> GOAL: Find the word "legend" in the material below and gather every line that contains it.

===== GIVEN DATA

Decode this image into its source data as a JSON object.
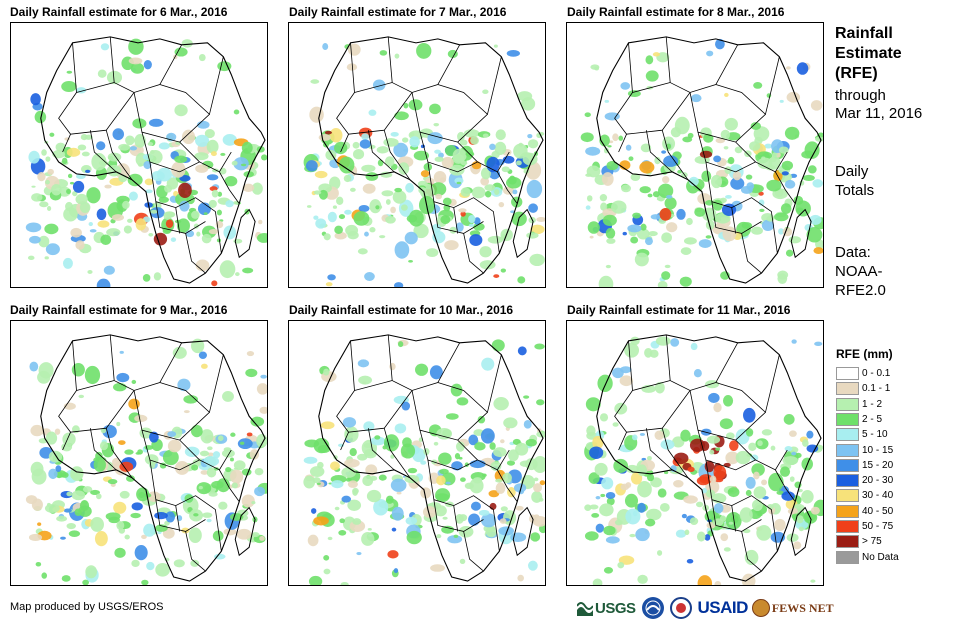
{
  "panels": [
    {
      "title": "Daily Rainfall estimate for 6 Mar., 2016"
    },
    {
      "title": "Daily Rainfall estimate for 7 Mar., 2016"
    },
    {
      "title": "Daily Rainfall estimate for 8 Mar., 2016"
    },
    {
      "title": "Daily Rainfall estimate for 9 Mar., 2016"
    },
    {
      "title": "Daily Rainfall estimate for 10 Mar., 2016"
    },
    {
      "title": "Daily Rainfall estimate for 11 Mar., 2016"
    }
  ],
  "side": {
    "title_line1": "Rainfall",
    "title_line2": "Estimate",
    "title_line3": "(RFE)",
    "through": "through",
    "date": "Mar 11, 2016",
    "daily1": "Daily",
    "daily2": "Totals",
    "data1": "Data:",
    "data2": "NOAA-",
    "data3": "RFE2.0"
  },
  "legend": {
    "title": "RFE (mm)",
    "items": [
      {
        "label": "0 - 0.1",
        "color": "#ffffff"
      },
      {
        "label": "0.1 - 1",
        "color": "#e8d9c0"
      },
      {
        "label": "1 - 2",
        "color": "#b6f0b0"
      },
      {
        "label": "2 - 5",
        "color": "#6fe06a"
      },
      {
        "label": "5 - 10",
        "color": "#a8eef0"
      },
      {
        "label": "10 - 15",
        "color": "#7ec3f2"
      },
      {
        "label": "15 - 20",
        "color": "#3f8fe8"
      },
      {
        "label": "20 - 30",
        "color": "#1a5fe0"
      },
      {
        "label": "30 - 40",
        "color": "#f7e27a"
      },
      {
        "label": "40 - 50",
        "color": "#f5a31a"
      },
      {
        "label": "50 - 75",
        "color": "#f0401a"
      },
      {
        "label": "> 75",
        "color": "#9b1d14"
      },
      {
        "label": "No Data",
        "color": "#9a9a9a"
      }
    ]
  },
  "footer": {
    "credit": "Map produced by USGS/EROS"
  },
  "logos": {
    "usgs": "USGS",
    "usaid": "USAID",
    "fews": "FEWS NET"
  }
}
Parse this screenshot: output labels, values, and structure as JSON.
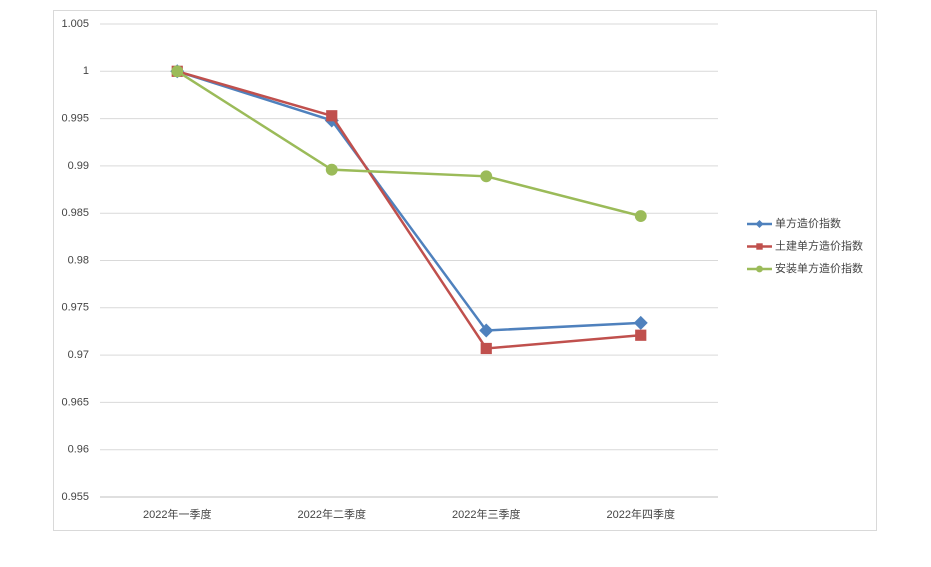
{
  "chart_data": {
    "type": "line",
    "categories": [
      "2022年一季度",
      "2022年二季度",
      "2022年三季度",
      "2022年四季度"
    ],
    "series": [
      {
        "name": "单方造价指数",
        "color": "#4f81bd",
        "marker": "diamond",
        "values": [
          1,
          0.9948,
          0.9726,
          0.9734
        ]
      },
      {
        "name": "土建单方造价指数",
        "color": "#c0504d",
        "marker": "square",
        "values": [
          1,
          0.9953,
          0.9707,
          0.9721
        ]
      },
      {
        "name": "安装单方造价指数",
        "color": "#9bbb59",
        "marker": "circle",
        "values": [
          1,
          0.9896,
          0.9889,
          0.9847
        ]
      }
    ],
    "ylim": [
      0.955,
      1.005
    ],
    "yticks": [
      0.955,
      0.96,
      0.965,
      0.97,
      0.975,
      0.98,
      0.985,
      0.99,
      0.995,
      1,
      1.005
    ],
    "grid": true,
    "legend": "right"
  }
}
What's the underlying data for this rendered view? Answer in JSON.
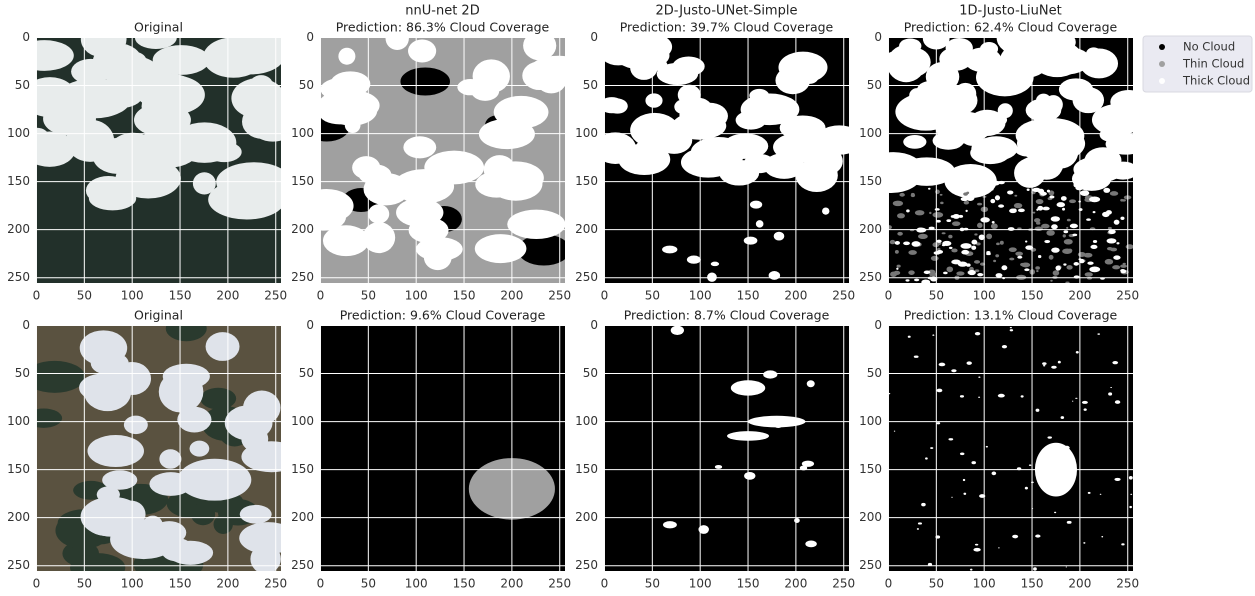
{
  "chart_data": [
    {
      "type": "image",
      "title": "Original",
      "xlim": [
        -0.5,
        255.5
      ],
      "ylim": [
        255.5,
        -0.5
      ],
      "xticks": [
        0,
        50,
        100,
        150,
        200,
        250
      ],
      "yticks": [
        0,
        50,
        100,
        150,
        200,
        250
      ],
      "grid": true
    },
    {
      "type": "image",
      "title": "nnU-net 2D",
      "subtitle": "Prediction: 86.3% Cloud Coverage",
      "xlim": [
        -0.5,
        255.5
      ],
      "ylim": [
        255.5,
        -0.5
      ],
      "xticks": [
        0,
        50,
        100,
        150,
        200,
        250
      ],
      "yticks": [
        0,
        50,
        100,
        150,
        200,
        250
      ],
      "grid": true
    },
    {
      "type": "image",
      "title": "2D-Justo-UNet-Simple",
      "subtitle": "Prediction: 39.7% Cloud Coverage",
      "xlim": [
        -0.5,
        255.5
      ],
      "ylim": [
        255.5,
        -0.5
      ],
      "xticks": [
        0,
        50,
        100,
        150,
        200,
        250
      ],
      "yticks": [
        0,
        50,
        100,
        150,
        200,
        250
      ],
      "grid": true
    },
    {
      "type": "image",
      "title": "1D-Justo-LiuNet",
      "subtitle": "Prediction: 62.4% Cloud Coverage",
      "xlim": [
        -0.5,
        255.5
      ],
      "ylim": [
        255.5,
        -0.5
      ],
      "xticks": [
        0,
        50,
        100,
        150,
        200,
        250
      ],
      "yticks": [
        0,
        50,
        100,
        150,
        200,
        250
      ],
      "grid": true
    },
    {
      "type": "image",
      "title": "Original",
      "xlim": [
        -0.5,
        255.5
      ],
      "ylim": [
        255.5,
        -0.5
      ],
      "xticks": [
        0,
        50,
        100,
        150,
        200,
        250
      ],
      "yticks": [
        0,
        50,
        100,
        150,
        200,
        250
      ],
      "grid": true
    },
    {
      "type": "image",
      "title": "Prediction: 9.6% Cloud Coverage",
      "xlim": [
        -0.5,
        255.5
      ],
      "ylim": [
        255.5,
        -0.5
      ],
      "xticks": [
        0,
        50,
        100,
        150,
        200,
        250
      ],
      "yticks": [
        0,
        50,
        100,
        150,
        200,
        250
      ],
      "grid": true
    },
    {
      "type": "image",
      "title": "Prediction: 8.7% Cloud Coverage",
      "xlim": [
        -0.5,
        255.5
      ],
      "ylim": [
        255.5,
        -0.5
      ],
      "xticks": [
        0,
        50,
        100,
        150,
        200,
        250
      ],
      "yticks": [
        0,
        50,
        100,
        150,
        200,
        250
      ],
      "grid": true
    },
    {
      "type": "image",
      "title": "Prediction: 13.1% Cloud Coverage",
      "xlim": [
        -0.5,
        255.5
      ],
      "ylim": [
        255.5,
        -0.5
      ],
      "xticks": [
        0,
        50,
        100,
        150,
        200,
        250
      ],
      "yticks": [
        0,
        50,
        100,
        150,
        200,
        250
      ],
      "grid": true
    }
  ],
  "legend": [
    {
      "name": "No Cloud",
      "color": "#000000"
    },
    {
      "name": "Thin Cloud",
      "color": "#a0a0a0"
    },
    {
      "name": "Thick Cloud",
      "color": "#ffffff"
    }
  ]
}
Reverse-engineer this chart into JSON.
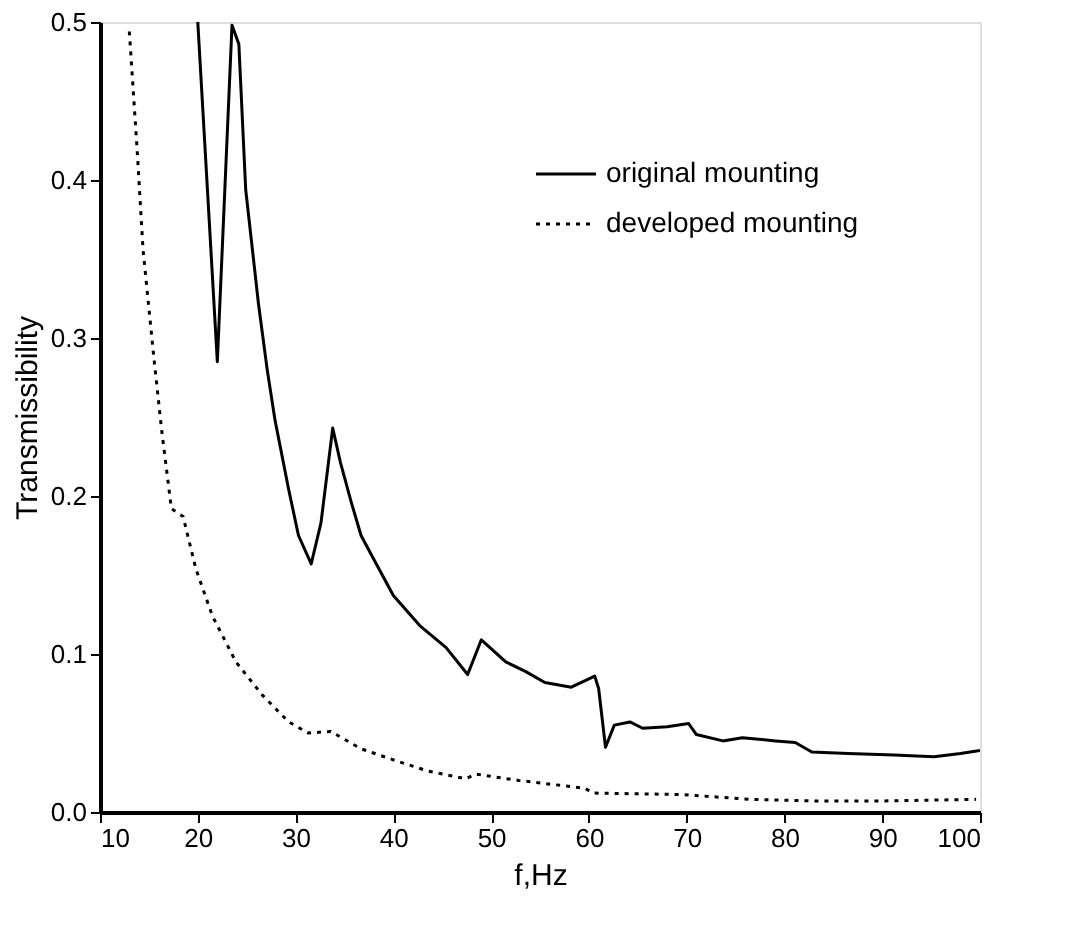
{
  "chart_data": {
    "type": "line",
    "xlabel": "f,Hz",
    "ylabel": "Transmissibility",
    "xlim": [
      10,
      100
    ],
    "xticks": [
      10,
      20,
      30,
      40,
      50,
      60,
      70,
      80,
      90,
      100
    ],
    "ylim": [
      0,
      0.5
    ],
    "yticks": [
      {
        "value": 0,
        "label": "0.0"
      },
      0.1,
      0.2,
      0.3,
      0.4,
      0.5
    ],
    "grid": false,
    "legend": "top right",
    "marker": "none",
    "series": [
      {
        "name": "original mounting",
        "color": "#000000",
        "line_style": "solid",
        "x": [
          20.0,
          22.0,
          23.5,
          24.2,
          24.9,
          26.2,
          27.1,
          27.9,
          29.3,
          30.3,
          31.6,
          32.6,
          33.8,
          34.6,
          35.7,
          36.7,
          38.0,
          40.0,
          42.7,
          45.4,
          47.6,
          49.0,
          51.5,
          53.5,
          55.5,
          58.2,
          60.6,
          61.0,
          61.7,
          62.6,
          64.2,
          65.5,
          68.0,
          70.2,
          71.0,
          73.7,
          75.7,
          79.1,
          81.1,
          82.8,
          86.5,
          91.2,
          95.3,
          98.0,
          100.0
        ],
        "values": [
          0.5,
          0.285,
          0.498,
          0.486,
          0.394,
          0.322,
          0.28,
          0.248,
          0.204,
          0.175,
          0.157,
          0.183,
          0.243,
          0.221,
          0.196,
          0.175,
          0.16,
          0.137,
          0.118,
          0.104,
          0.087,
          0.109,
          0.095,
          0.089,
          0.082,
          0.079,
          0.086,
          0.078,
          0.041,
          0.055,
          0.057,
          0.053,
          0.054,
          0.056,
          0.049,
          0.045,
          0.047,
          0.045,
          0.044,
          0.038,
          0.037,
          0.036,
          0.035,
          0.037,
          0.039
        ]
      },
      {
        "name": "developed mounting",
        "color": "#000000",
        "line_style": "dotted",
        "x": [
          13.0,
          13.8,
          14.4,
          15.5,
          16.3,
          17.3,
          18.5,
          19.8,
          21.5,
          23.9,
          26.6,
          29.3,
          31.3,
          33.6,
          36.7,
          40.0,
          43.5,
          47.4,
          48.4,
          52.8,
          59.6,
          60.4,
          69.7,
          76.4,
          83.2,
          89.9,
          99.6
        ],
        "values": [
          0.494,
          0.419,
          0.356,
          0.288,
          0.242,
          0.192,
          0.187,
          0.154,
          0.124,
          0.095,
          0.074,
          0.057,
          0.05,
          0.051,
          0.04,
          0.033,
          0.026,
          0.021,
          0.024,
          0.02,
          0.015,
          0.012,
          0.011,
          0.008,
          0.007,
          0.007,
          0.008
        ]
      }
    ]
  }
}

==========

> ANSWER TO THIS EXERCISE:
  "legend": {
    "legend": "right"
  "legend": [
    "legend": "top right",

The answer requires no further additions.